■ STATED PROBLEM:
Skip the pictures. Repeat everything else in the records word for word.

■ SUPPLIED RECORDS:
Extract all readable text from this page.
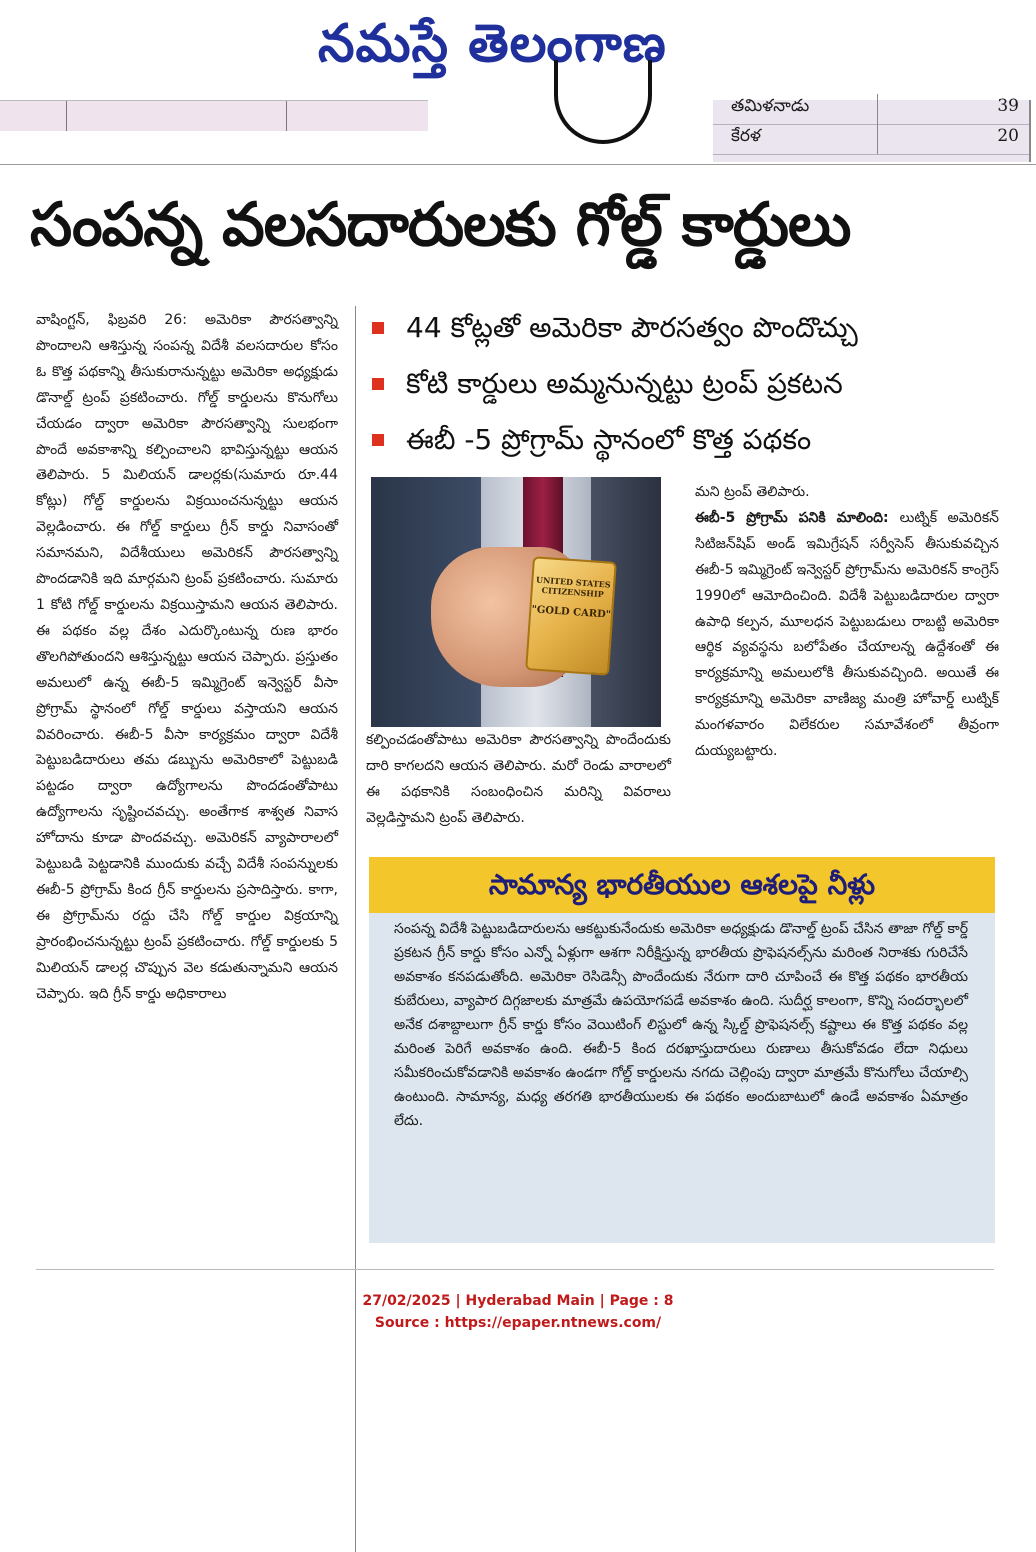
నమస్తే తెలంగాణ
తమిళనాడు	39
కేరళ	20
సంపన్న వలసదారులకు గోల్డ్‌ కార్డులు
వాషింగ్టన్‌, ఫిబ్రవరి 26: అమెరికా పౌరసత్వాన్ని పొందాలని ఆశిస్తున్న సంపన్న విదేశీ వలసదారుల కోసం ఓ కొత్త పథకాన్ని తీసుకురానున్నట్టు అమెరికా అధ్యక్షుడు డొనాల్డ్‌ ట్రంప్‌ ప్రకటించారు. గోల్డ్‌ కార్డులను కొనుగోలు చేయడం ద్వారా అమెరికా పౌరసత్వాన్ని సులభంగా పొందే అవకాశాన్ని కల్పించాలని భావిస్తున్నట్టు ఆయన తెలిపారు. 5 మిలియన్‌ డాలర్లకు(సుమారు రూ.44 కోట్లు) గోల్డ్‌ కార్డులను విక్రయించనున్నట్టు ఆయన వెల్లడించారు. ఈ గోల్డ్‌ కార్డులు గ్రీన్‌ కార్డు నివాసంతో సమానమని, విదేశీయులు అమెరికన్‌ పౌరసత్వాన్ని పొందడానికి ఇది మార్గమని ట్రంప్‌ ప్రకటించారు. సుమారు 1 కోటి గోల్డ్‌ కార్డులను విక్రయిస్తామని ఆయన తెలిపారు. ఈ పథకం వల్ల దేశం ఎదుర్కొంటున్న రుణ భారం తొలగిపోతుందని ఆశిస్తున్నట్టు ఆయన చెప్పారు. ప్రస్తుతం అమలులో ఉన్న ఈబీ-5 ఇమ్మిగ్రెంట్‌ ఇన్వెస్టర్‌ వీసా ప్రోగ్రామ్‌ స్థానంలో గోల్డ్‌ కార్డులు వస్తాయని ఆయన వివరించారు. ఈబీ-5 వీసా కార్యక్రమం ద్వారా విదేశీ పెట్టుబడిదారులు తమ డబ్బును అమెరికాలో పెట్టుబడి పట్టడం ద్వారా ఉద్యోగాలను పొందడంతోపాటు ఉద్యోగాలను సృష్టించవచ్చు. అంతేగాక శాశ్వత నివాస హోదాను కూడా పొందవచ్చు. అమెరికన్‌ వ్యాపారాలలో పెట్టుబడి పెట్టడానికి ముందుకు వచ్చే విదేశీ సంపన్నులకు ఈబీ-5 ప్రోగ్రామ్‌ కింద గ్రీన్‌ కార్డులను ప్రసాదిస్తారు. కాగా, ఈ ప్రోగ్రామ్‌ను రద్దు చేసి గోల్డ్‌ కార్డుల విక్రయాన్ని ప్రారంభించనున్నట్టు ట్రంప్‌ ప్రకటించారు. గోల్డ్‌ కార్డులకు 5 మిలియన్‌ డాలర్ల చొప్పున వెల కడుతున్నామని ఆయన చెప్పారు. ఇది గ్రీన్‌ కార్డు అధికారాలు
44 కోట్లతో అమెరికా పౌరసత్వం పొందొచ్చు
కోటి కార్డులు అమ్మనున్నట్టు ట్రంప్‌ ప్రకటన
ఈబీ -5 ప్రోగ్రామ్‌ స్థానంలో కొత్త పథకం
UNITED STATES CITIZENSHIP
"GOLD CARD"
కల్పించడంతోపాటు అమెరికా పౌరసత్వాన్ని పొందేందుకు దారి కాగలదని ఆయన తెలిపారు. మరో రెండు వారాలలో ఈ పథకానికి సంబంధించిన మరిన్ని వివరాలు వెల్లడిస్తామని ట్రంప్‌ తెలిపారు.
మని ట్రంప్‌ తెలిపారు.
ఈబీ-5 ప్రోగ్రామ్‌ పనికి మాలింది: లుట్నిక్‌ అమెరికన్‌ సిటిజన్‌షిప్‌ అండ్‌ ఇమిగ్రేషన్‌ సర్వీసెస్‌ తీసుకువచ్చిన ఈబీ-5 ఇమ్మిగ్రెంట్‌ ఇన్వెస్టర్‌ ప్రోగ్రామ్‌ను అమెరికన్‌ కాంగ్రెస్‌ 1990లో ఆమోదించింది. విదేశీ పెట్టుబడిదారుల ద్వారా ఉపాధి కల్పన, మూలధన పెట్టుబడులు రాబట్టి అమెరికా ఆర్థిక వ్యవస్థను బలోపేతం చేయాలన్న ఉద్దేశంతో ఈ కార్యక్రమాన్ని అమలులోకి తీసుకువచ్చింది. అయితే ఈ కార్యక్రమాన్ని అమెరికా వాణిజ్య మంత్రి హోవార్డ్‌ లుట్నిక్‌ మంగళవారం విలేకరుల సమావేశంలో తీవ్రంగా దుయ్యబట్టారు.
సామాన్య భారతీయుల ఆశలపై నీళ్లు
సంపన్న విదేశీ పెట్టుబడిదారులను ఆకట్టుకునేందుకు అమెరికా అధ్యక్షుడు డొనాల్డ్‌ ట్రంప్‌ చేసిన తాజా గోల్డ్‌ కార్డ్‌ ప్రకటన గ్రీన్‌ కార్డు కోసం ఎన్నో ఏళ్లుగా ఆశగా నిరీక్షిస్తున్న భారతీయ ప్రొఫెషనల్స్‌ను మరింత నిరాశకు గురిచేసే అవకాశం కనపడుతోంది. అమెరికా రెసిడెన్సీ పొందేందుకు నేరుగా దారి చూపించే ఈ కొత్త పథకం భారతీయ కుబేరులు, వ్యాపార దిగ్గజాలకు మాత్రమే ఉపయోగపడే అవకాశం ఉంది. సుదీర్ఘ కాలంగా, కొన్ని సందర్భాలలో అనేక దశాబ్దాలుగా గ్రీన్‌ కార్డు కోసం వెయిటింగ్‌ లిస్టులో ఉన్న స్కిల్డ్‌ ప్రొఫెషనల్స్‌ కష్టాలు ఈ కొత్త పథకం వల్ల మరింత పెరిగే అవకాశం ఉంది. ఈబీ-5 కింద దరఖాస్తుదారులు రుణాలు తీసుకోవడం లేదా నిధులు సమీకరించుకోవడానికి అవకాశం ఉండగా గోల్డ్‌ కార్డులను నగదు చెల్లింపు ద్వారా మాత్రమే కొనుగోలు చేయాల్సి ఉంటుంది. సామాన్య, మధ్య తరగతి భారతీయులకు ఈ పథకం అందుబాటులో ఉండే అవకాశం ఏమాత్రం లేదు.
27/02/2025 | Hyderabad Main | Page : 8
Source : https://epaper.ntnews.com/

■ EXPECTED ANSWER:
Extract all readable text from this page.
నమస్తే తెలంగాణ
తమిళనాడు	39
కేరళ	20
సంపన్న వలసదారులకు గోల్డ్‌ కార్డులు
వాషింగ్టన్‌, ఫిబ్రవరి 26: అమెరికా పౌరసత్వాన్ని పొందాలని ఆశిస్తున్న సంపన్న విదేశీ వలసదారుల కోసం ఓ కొత్త పథకాన్ని తీసుకురానున్నట్టు అమెరికా అధ్యక్షుడు డొనాల్డ్‌ ట్రంప్‌ ప్రకటించారు. గోల్డ్‌ కార్డులను కొనుగోలు చేయడం ద్వారా అమెరికా పౌరసత్వాన్ని సులభంగా పొందే అవకాశాన్ని కల్పించాలని భావిస్తున్నట్టు ఆయన తెలిపారు. 5 మిలియన్‌ డాలర్లకు(సుమారు రూ.44 కోట్లు) గోల్డ్‌ కార్డులను విక్రయించనున్నట్టు ఆయన వెల్లడించారు. ఈ గోల్డ్‌ కార్డులు గ్రీన్‌ కార్డు నివాసంతో సమానమని, విదేశీయులు అమెరికన్‌ పౌరసత్వాన్ని పొందడానికి ఇది మార్గమని ట్రంప్‌ ప్రకటించారు. సుమారు 1 కోటి గోల్డ్‌ కార్డులను విక్రయిస్తామని ఆయన తెలిపారు. ఈ పథకం వల్ల దేశం ఎదుర్కొంటున్న రుణ భారం తొలగిపోతుందని ఆశిస్తున్నట్టు ఆయన చెప్పారు. ప్రస్తుతం అమలులో ఉన్న ఈబీ-5 ఇమ్మిగ్రెంట్‌ ఇన్వెస్టర్‌ వీసా ప్రోగ్రామ్‌ స్థానంలో గోల్డ్‌ కార్డులు వస్తాయని ఆయన వివరించారు. ఈబీ-5 వీసా కార్యక్రమం ద్వారా విదేశీ పెట్టుబడిదారులు తమ డబ్బును అమెరికాలో పెట్టుబడి పట్టడం ద్వారా ఉద్యోగాలను పొందడంతోపాటు ఉద్యోగాలను సృష్టించవచ్చు. అంతేగాక శాశ్వత నివాస హోదాను కూడా పొందవచ్చు. అమెరికన్‌ వ్యాపారాలలో పెట్టుబడి పెట్టడానికి ముందుకు వచ్చే విదేశీ సంపన్నులకు ఈబీ-5 ప్రోగ్రామ్‌ కింద గ్రీన్‌ కార్డులను ప్రసాదిస్తారు. కాగా, ఈ ప్రోగ్రామ్‌ను రద్దు చేసి గోల్డ్‌ కార్డుల విక్రయాన్ని ప్రారంభించనున్నట్టు ట్రంప్‌ ప్రకటించారు. గోల్డ్‌ కార్డులకు 5 మిలియన్‌ డాలర్ల చొప్పున వెల కడుతున్నామని ఆయన చెప్పారు. ఇది గ్రీన్‌ కార్డు అధికారాలు
44 కోట్లతో అమెరికా పౌరసత్వం పొందొచ్చు
కోటి కార్డులు అమ్మనున్నట్టు ట్రంప్‌ ప్రకటన
ఈబీ -5 ప్రోగ్రామ్‌ స్థానంలో కొత్త పథకం
UNITED STATES CITIZENSHIP
"GOLD CARD"
కల్పించడంతోపాటు అమెరికా పౌరసత్వాన్ని పొందేందుకు దారి కాగలదని ఆయన తెలిపారు. మరో రెండు వారాలలో ఈ పథకానికి సంబంధించిన మరిన్ని వివరాలు వెల్లడిస్తామని ట్రంప్‌ తెలిపారు.
మని ట్రంప్‌ తెలిపారు.
ఈబీ-5 ప్రోగ్రామ్‌ పనికి మాలింది: లుట్నిక్‌ అమెరికన్‌ సిటిజన్‌షిప్‌ అండ్‌ ఇమిగ్రేషన్‌ సర్వీసెస్‌ తీసుకువచ్చిన ఈబీ-5 ఇమ్మిగ్రెంట్‌ ఇన్వెస్టర్‌ ప్రోగ్రామ్‌ను అమెరికన్‌ కాంగ్రెస్‌ 1990లో ఆమోదించింది. విదేశీ పెట్టుబడిదారుల ద్వారా ఉపాధి కల్పన, మూలధన పెట్టుబడులు రాబట్టి అమెరికా ఆర్థిక వ్యవస్థను బలోపేతం చేయాలన్న ఉద్దేశంతో ఈ కార్యక్రమాన్ని అమలులోకి తీసుకువచ్చింది. అయితే ఈ కార్యక్రమాన్ని అమెరికా వాణిజ్య మంత్రి హోవార్డ్‌ లుట్నిక్‌ మంగళవారం విలేకరుల సమావేశంలో తీవ్రంగా దుయ్యబట్టారు.
సామాన్య భారతీయుల ఆశలపై నీళ్లు
సంపన్న విదేశీ పెట్టుబడిదారులను ఆకట్టుకునేందుకు అమెరికా అధ్యక్షుడు డొనాల్డ్‌ ట్రంప్‌ చేసిన తాజా గోల్డ్‌ కార్డ్‌ ప్రకటన గ్రీన్‌ కార్డు కోసం ఎన్నో ఏళ్లుగా ఆశగా నిరీక్షిస్తున్న భారతీయ ప్రొఫెషనల్స్‌ను మరింత నిరాశకు గురిచేసే అవకాశం కనపడుతోంది. అమెరికా రెసిడెన్సీ పొందేందుకు నేరుగా దారి చూపించే ఈ కొత్త పథకం భారతీయ కుబేరులు, వ్యాపార దిగ్గజాలకు మాత్రమే ఉపయోగపడే అవకాశం ఉంది. సుదీర్ఘ కాలంగా, కొన్ని సందర్భాలలో అనేక దశాబ్దాలుగా గ్రీన్‌ కార్డు కోసం వెయిటింగ్‌ లిస్టులో ఉన్న స్కిల్డ్‌ ప్రొఫెషనల్స్‌ కష్టాలు ఈ కొత్త పథకం వల్ల మరింత పెరిగే అవకాశం ఉంది. ఈబీ-5 కింద దరఖాస్తుదారులు రుణాలు తీసుకోవడం లేదా నిధులు సమీకరించుకోవడానికి అవకాశం ఉండగా గోల్డ్‌ కార్డులను నగదు చెల్లింపు ద్వారా మాత్రమే కొనుగోలు చేయాల్సి ఉంటుంది. సామాన్య, మధ్య తరగతి భారతీయులకు ఈ పథకం అందుబాటులో ఉండే అవకాశం ఏమాత్రం లేదు.
27/02/2025 | Hyderabad Main | Page : 8
Source : https://epaper.ntnews.com/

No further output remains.